Copy the data below exactly, omitting any picture it contains.

——

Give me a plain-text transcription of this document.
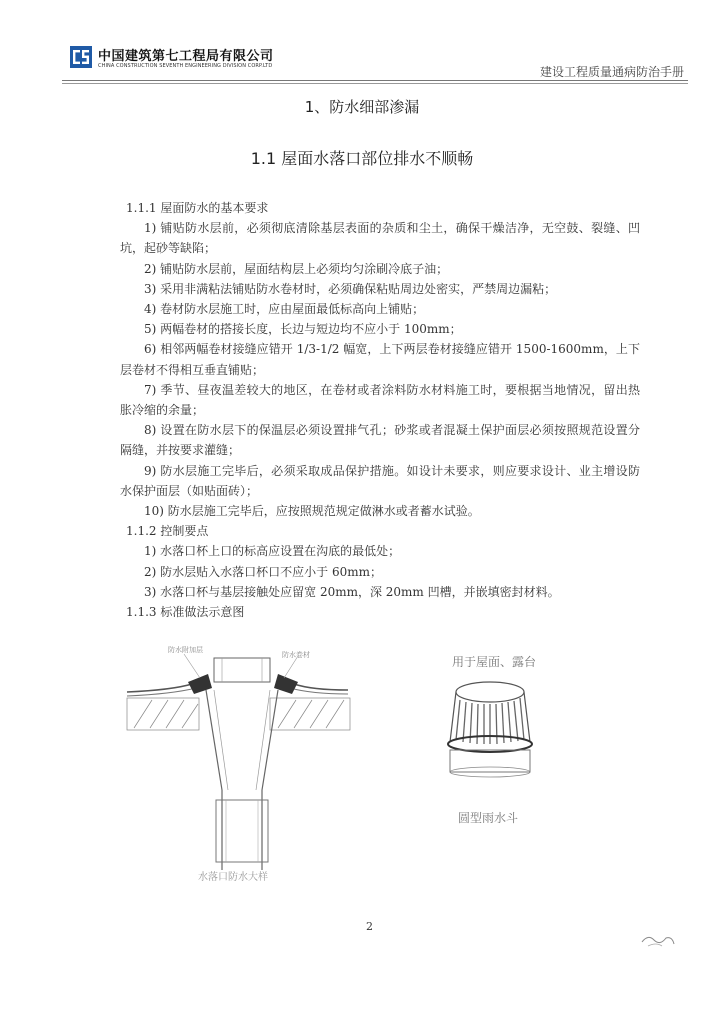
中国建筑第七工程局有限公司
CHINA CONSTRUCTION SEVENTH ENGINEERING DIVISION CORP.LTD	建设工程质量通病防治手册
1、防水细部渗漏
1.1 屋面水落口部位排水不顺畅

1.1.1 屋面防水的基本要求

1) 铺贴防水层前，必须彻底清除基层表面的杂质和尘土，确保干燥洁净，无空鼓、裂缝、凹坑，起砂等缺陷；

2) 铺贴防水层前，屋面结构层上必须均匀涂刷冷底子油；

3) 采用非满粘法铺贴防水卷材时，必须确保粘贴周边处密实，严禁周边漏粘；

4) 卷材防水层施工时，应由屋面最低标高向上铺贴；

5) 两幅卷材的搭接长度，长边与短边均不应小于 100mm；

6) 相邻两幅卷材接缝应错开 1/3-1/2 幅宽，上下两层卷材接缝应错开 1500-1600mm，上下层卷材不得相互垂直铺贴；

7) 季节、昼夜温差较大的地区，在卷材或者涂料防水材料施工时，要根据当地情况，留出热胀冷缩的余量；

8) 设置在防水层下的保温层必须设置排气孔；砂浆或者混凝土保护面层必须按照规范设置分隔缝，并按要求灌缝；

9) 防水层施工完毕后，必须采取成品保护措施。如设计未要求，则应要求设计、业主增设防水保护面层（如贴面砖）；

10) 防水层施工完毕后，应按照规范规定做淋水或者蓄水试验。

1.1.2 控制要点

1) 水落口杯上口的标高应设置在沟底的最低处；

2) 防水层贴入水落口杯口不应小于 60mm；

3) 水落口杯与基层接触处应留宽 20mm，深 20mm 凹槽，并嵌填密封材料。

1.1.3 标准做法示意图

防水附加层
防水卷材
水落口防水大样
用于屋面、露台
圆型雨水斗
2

——

* **COMPLETED EXERCISE**:
Give me a plain-text transcription of this document.
中国建筑第七工程局有限公司
CHINA CONSTRUCTION SEVENTH ENGINEERING DIVISION CORP.LTD	建设工程质量通病防治手册
1、防水细部渗漏
1.1 屋面水落口部位排水不顺畅

1.1.1 屋面防水的基本要求

1) 铺贴防水层前，必须彻底清除基层表面的杂质和尘土，确保干燥洁净，无空鼓、裂缝、凹坑，起砂等缺陷；

2) 铺贴防水层前，屋面结构层上必须均匀涂刷冷底子油；

3) 采用非满粘法铺贴防水卷材时，必须确保粘贴周边处密实，严禁周边漏粘；

4) 卷材防水层施工时，应由屋面最低标高向上铺贴；

5) 两幅卷材的搭接长度，长边与短边均不应小于 100mm；

6) 相邻两幅卷材接缝应错开 1/3-1/2 幅宽，上下两层卷材接缝应错开 1500-1600mm，上下层卷材不得相互垂直铺贴；

7) 季节、昼夜温差较大的地区，在卷材或者涂料防水材料施工时，要根据当地情况，留出热胀冷缩的余量；

8) 设置在防水层下的保温层必须设置排气孔；砂浆或者混凝土保护面层必须按照规范设置分隔缝，并按要求灌缝；

9) 防水层施工完毕后，必须采取成品保护措施。如设计未要求，则应要求设计、业主增设防水保护面层（如贴面砖）；

10) 防水层施工完毕后，应按照规范规定做淋水或者蓄水试验。

1.1.2 控制要点

1) 水落口杯上口的标高应设置在沟底的最低处；

2) 防水层贴入水落口杯口不应小于 60mm；

3) 水落口杯与基层接触处应留宽 20mm，深 20mm 凹槽，并嵌填密封材料。

1.1.3 标准做法示意图

防水附加层
防水卷材
水落口防水大样
用于屋面、露台
圆型雨水斗
2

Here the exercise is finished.